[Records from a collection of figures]
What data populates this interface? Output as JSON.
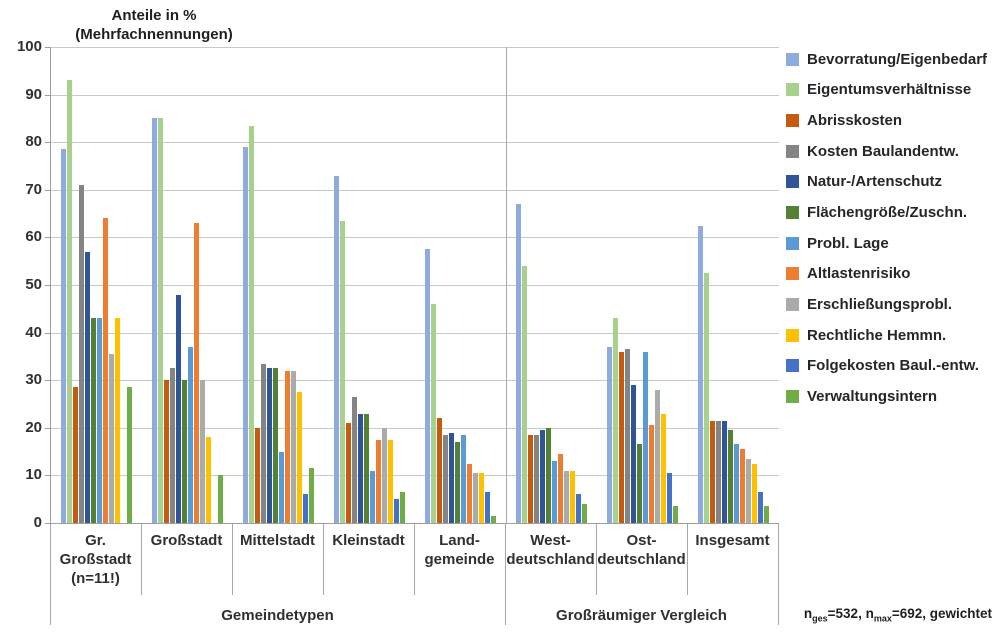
{
  "header": {
    "title_line1": "Anteile in %",
    "title_line2": "(Mehrfachnennungen)"
  },
  "footnote": {
    "p1": "n",
    "sub1": "ges",
    "p2": "=532, n",
    "sub2": "max",
    "p3": "=692, gewichtet"
  },
  "chart_data": {
    "type": "bar",
    "title": "Anteile in % (Mehrfachnennungen)",
    "xlabel": "",
    "ylabel": "Anteile in %",
    "ylim": [
      0,
      100
    ],
    "ytick_step": 10,
    "grid": true,
    "legend_position": "right",
    "categories": [
      {
        "label": "Gr. Großstadt (n=11!)",
        "lines": [
          "Gr.",
          "Großstadt",
          "(n=11!)"
        ]
      },
      {
        "label": "Großstadt",
        "lines": [
          "Großstadt"
        ]
      },
      {
        "label": "Mittelstadt",
        "lines": [
          "Mittelstadt"
        ]
      },
      {
        "label": "Kleinstadt",
        "lines": [
          "Kleinstadt"
        ]
      },
      {
        "label": "Landgemeinde",
        "lines": [
          "Land-",
          "gemeinde"
        ]
      },
      {
        "label": "Westdeutschland",
        "lines": [
          "West-",
          "deutschland"
        ]
      },
      {
        "label": "Ostdeutschland",
        "lines": [
          "Ost-",
          "deutschland"
        ]
      },
      {
        "label": "Insgesamt",
        "lines": [
          "Insgesamt"
        ]
      }
    ],
    "axis_groups": [
      {
        "label": "Gemeindetypen",
        "from": 0,
        "to": 5
      },
      {
        "label": "Großräumiger Vergleich",
        "from": 5,
        "to": 8
      }
    ],
    "series": [
      {
        "name": "Bevorratung/Eigenbedarf",
        "color": "#8FAADC",
        "values": [
          78.5,
          85,
          79,
          73,
          57.5,
          67,
          37,
          62.5
        ]
      },
      {
        "name": "Eigentumsverhältnisse",
        "color": "#A9D18E",
        "values": [
          93,
          85,
          83.5,
          63.5,
          46,
          54,
          43,
          52.5
        ]
      },
      {
        "name": "Abrisskosten",
        "color": "#C55A11",
        "values": [
          28.5,
          30,
          20,
          21,
          22,
          18.5,
          36,
          21.5
        ]
      },
      {
        "name": "Kosten Baulandentw.",
        "color": "#848484",
        "values": [
          71,
          32.5,
          33.5,
          26.5,
          18.5,
          18.5,
          36.5,
          21.5
        ]
      },
      {
        "name": "Natur-/Artenschutz",
        "color": "#2F5597",
        "values": [
          57,
          48,
          32.5,
          23,
          19,
          19.5,
          29,
          21.5
        ]
      },
      {
        "name": "Flächengröße/Zuschn.",
        "color": "#548235",
        "values": [
          43,
          30,
          32.5,
          23,
          17,
          20,
          16.5,
          19.5
        ]
      },
      {
        "name": "Probl. Lage",
        "color": "#5B9BD5",
        "values": [
          43,
          37,
          15,
          11,
          18.5,
          13,
          36,
          16.5
        ]
      },
      {
        "name": "Altlastenrisiko",
        "color": "#ED7D31",
        "values": [
          64,
          63,
          32,
          17.5,
          12.5,
          14.5,
          20.5,
          15.5
        ]
      },
      {
        "name": "Erschließungsprobl.",
        "color": "#ABABAB",
        "values": [
          35.5,
          30,
          32,
          20,
          10.5,
          11,
          28,
          13.5
        ]
      },
      {
        "name": "Rechtliche Hemmn.",
        "color": "#FFC000",
        "values": [
          43,
          18,
          27.5,
          17.5,
          10.5,
          11,
          23,
          12.5
        ]
      },
      {
        "name": "Folgekosten Baul.-entw.",
        "color": "#4472C4",
        "values": [
          0,
          0,
          6,
          5,
          6.5,
          6,
          10.5,
          6.5
        ]
      },
      {
        "name": "Verwaltungsintern",
        "color": "#70AD47",
        "values": [
          28.5,
          10,
          11.5,
          6.5,
          1.5,
          4,
          3.5,
          3.5
        ]
      }
    ]
  }
}
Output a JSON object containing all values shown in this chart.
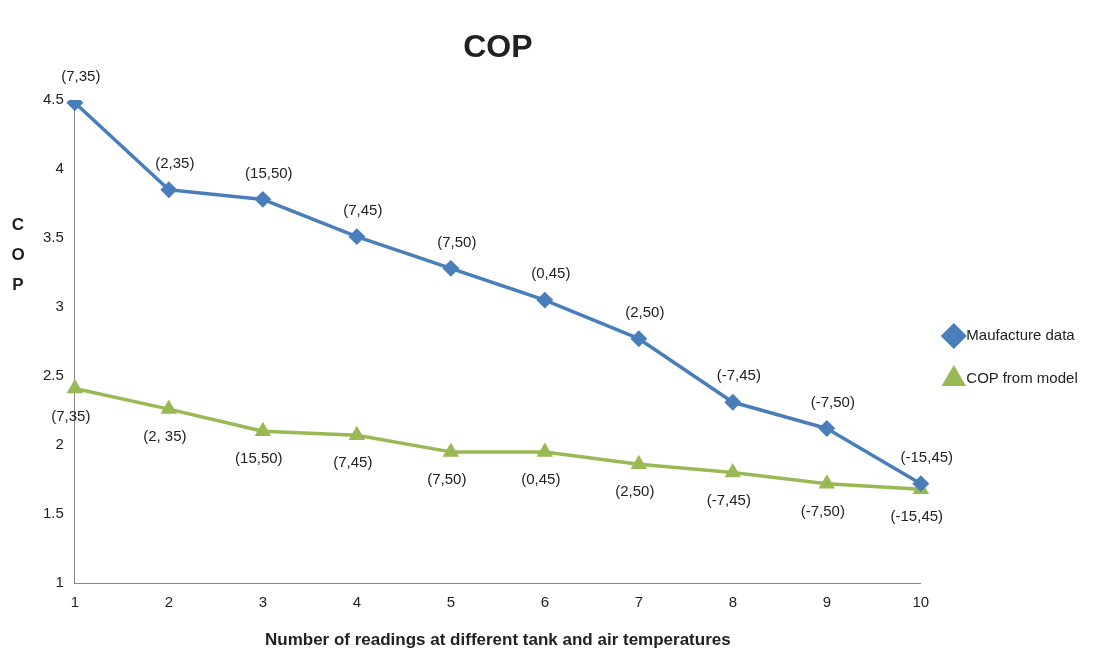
{
  "chart_data": {
    "type": "line",
    "title": "COP",
    "xlabel": "Number of readings at different tank and air temperatures",
    "ylabel": "COP",
    "categories": [
      "1",
      "2",
      "3",
      "4",
      "5",
      "6",
      "7",
      "8",
      "9",
      "10"
    ],
    "series": [
      {
        "name": "Maufacture data",
        "color": "#4a7ebb",
        "marker": "diamond",
        "values": [
          4.48,
          3.85,
          3.78,
          3.51,
          3.28,
          3.05,
          2.77,
          2.31,
          2.12,
          1.72
        ]
      },
      {
        "name": "COP from model",
        "color": "#98b954",
        "marker": "triangle",
        "values": [
          2.41,
          2.26,
          2.1,
          2.07,
          1.95,
          1.95,
          1.86,
          1.8,
          1.72,
          1.68
        ]
      }
    ],
    "ylim": [
      1,
      4.5
    ],
    "yticks": [
      1,
      1.5,
      2,
      2.5,
      3,
      3.5,
      4,
      4.5
    ],
    "grid": false,
    "legend": "right",
    "line_style": "solid",
    "annotations": [
      {
        "text": "(7,35)",
        "x": "1",
        "y": 4.48
      },
      {
        "text": "(2,35)",
        "x": "2",
        "y": 3.85
      },
      {
        "text": "(15,50)",
        "x": "3",
        "y": 3.78
      },
      {
        "text": "(7,45)",
        "x": "4",
        "y": 3.51
      },
      {
        "text": "(7,50)",
        "x": "5",
        "y": 3.28
      },
      {
        "text": "(0,45)",
        "x": "6",
        "y": 3.05
      },
      {
        "text": "(2,50)",
        "x": "7",
        "y": 2.77
      },
      {
        "text": "(-7,45)",
        "x": "8",
        "y": 2.31
      },
      {
        "text": "(-7,50)",
        "x": "9",
        "y": 2.12
      },
      {
        "text": "(-15,45)",
        "x": "10",
        "y": 1.72
      },
      {
        "text": "(7,35)",
        "x": "1",
        "y": 2.41
      },
      {
        "text": "(2, 35)",
        "x": "2",
        "y": 2.26
      },
      {
        "text": "(15,50)",
        "x": "3",
        "y": 2.1
      },
      {
        "text": "(7,45)",
        "x": "4",
        "y": 2.07
      },
      {
        "text": "(7,50)",
        "x": "5",
        "y": 1.95
      },
      {
        "text": "(0,45)",
        "x": "6",
        "y": 1.95
      },
      {
        "text": "(2,50)",
        "x": "7",
        "y": 1.86
      },
      {
        "text": "(-7,45)",
        "x": "8",
        "y": 1.8
      },
      {
        "text": "(-7,50)",
        "x": "9",
        "y": 1.72
      },
      {
        "text": "(-15,45)",
        "x": "10",
        "y": 1.68
      }
    ]
  }
}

• **Your objective**:
Extract every line of the data exactly; pictures stay out.

• **In response**:
What data populates this interface? Output as JSON.
{
  "header": {
    "title_line1": "Anteile in %",
    "title_line2": "(Mehrfachnennungen)"
  },
  "footnote": {
    "p1": "n",
    "sub1": "ges",
    "p2": "=532, n",
    "sub2": "max",
    "p3": "=692, gewichtet"
  },
  "chart_data": {
    "type": "bar",
    "title": "Anteile in % (Mehrfachnennungen)",
    "xlabel": "",
    "ylabel": "Anteile in %",
    "ylim": [
      0,
      100
    ],
    "ytick_step": 10,
    "grid": true,
    "legend_position": "right",
    "categories": [
      {
        "label": "Gr. Großstadt (n=11!)",
        "lines": [
          "Gr.",
          "Großstadt",
          "(n=11!)"
        ]
      },
      {
        "label": "Großstadt",
        "lines": [
          "Großstadt"
        ]
      },
      {
        "label": "Mittelstadt",
        "lines": [
          "Mittelstadt"
        ]
      },
      {
        "label": "Kleinstadt",
        "lines": [
          "Kleinstadt"
        ]
      },
      {
        "label": "Landgemeinde",
        "lines": [
          "Land-",
          "gemeinde"
        ]
      },
      {
        "label": "Westdeutschland",
        "lines": [
          "West-",
          "deutschland"
        ]
      },
      {
        "label": "Ostdeutschland",
        "lines": [
          "Ost-",
          "deutschland"
        ]
      },
      {
        "label": "Insgesamt",
        "lines": [
          "Insgesamt"
        ]
      }
    ],
    "axis_groups": [
      {
        "label": "Gemeindetypen",
        "from": 0,
        "to": 5
      },
      {
        "label": "Großräumiger Vergleich",
        "from": 5,
        "to": 8
      }
    ],
    "series": [
      {
        "name": "Bevorratung/Eigenbedarf",
        "color": "#8FAADC",
        "values": [
          78.5,
          85,
          79,
          73,
          57.5,
          67,
          37,
          62.5
        ]
      },
      {
        "name": "Eigentumsverhältnisse",
        "color": "#A9D18E",
        "values": [
          93,
          85,
          83.5,
          63.5,
          46,
          54,
          43,
          52.5
        ]
      },
      {
        "name": "Abrisskosten",
        "color": "#C55A11",
        "values": [
          28.5,
          30,
          20,
          21,
          22,
          18.5,
          36,
          21.5
        ]
      },
      {
        "name": "Kosten Baulandentw.",
        "color": "#848484",
        "values": [
          71,
          32.5,
          33.5,
          26.5,
          18.5,
          18.5,
          36.5,
          21.5
        ]
      },
      {
        "name": "Natur-/Artenschutz",
        "color": "#2F5597",
        "values": [
          57,
          48,
          32.5,
          23,
          19,
          19.5,
          29,
          21.5
        ]
      },
      {
        "name": "Flächengröße/Zuschn.",
        "color": "#548235",
        "values": [
          43,
          30,
          32.5,
          23,
          17,
          20,
          16.5,
          19.5
        ]
      },
      {
        "name": "Probl. Lage",
        "color": "#5B9BD5",
        "values": [
          43,
          37,
          15,
          11,
          18.5,
          13,
          36,
          16.5
        ]
      },
      {
        "name": "Altlastenrisiko",
        "color": "#ED7D31",
        "values": [
          64,
          63,
          32,
          17.5,
          12.5,
          14.5,
          20.5,
          15.5
        ]
      },
      {
        "name": "Erschließungsprobl.",
        "color": "#ABABAB",
        "values": [
          35.5,
          30,
          32,
          20,
          10.5,
          11,
          28,
          13.5
        ]
      },
      {
        "name": "Rechtliche Hemmn.",
        "color": "#FFC000",
        "values": [
          43,
          18,
          27.5,
          17.5,
          10.5,
          11,
          23,
          12.5
        ]
      },
      {
        "name": "Folgekosten Baul.-entw.",
        "color": "#4472C4",
        "values": [
          0,
          0,
          6,
          5,
          6.5,
          6,
          10.5,
          6.5
        ]
      },
      {
        "name": "Verwaltungsintern",
        "color": "#70AD47",
        "values": [
          28.5,
          10,
          11.5,
          6.5,
          1.5,
          4,
          3.5,
          3.5
        ]
      }
    ]
  }
}
Output a JSON object containing all values shown in this chart.
{
  "chart_data": {
    "type": "line",
    "title": "COP",
    "xlabel": "Number of readings at different tank and air temperatures",
    "ylabel": "COP",
    "categories": [
      "1",
      "2",
      "3",
      "4",
      "5",
      "6",
      "7",
      "8",
      "9",
      "10"
    ],
    "series": [
      {
        "name": "Maufacture data",
        "color": "#4a7ebb",
        "marker": "diamond",
        "values": [
          4.48,
          3.85,
          3.78,
          3.51,
          3.28,
          3.05,
          2.77,
          2.31,
          2.12,
          1.72
        ]
      },
      {
        "name": "COP from model",
        "color": "#98b954",
        "marker": "triangle",
        "values": [
          2.41,
          2.26,
          2.1,
          2.07,
          1.95,
          1.95,
          1.86,
          1.8,
          1.72,
          1.68
        ]
      }
    ],
    "ylim": [
      1,
      4.5
    ],
    "yticks": [
      1,
      1.5,
      2,
      2.5,
      3,
      3.5,
      4,
      4.5
    ],
    "grid": false,
    "legend": "right",
    "line_style": "solid",
    "annotations": [
      {
        "text": "(7,35)",
        "x": "1",
        "y": 4.48
      },
      {
        "text": "(2,35)",
        "x": "2",
        "y": 3.85
      },
      {
        "text": "(15,50)",
        "x": "3",
        "y": 3.78
      },
      {
        "text": "(7,45)",
        "x": "4",
        "y": 3.51
      },
      {
        "text": "(7,50)",
        "x": "5",
        "y": 3.28
      },
      {
        "text": "(0,45)",
        "x": "6",
        "y": 3.05
      },
      {
        "text": "(2,50)",
        "x": "7",
        "y": 2.77
      },
      {
        "text": "(-7,45)",
        "x": "8",
        "y": 2.31
      },
      {
        "text": "(-7,50)",
        "x": "9",
        "y": 2.12
      },
      {
        "text": "(-15,45)",
        "x": "10",
        "y": 1.72
      },
      {
        "text": "(7,35)",
        "x": "1",
        "y": 2.41
      },
      {
        "text": "(2, 35)",
        "x": "2",
        "y": 2.26
      },
      {
        "text": "(15,50)",
        "x": "3",
        "y": 2.1
      },
      {
        "text": "(7,45)",
        "x": "4",
        "y": 2.07
      },
      {
        "text": "(7,50)",
        "x": "5",
        "y": 1.95
      },
      {
        "text": "(0,45)",
        "x": "6",
        "y": 1.95
      },
      {
        "text": "(2,50)",
        "x": "7",
        "y": 1.86
      },
      {
        "text": "(-7,45)",
        "x": "8",
        "y": 1.8
      },
      {
        "text": "(-7,50)",
        "x": "9",
        "y": 1.72
      },
      {
        "text": "(-15,45)",
        "x": "10",
        "y": 1.68
      }
    ]
  }
}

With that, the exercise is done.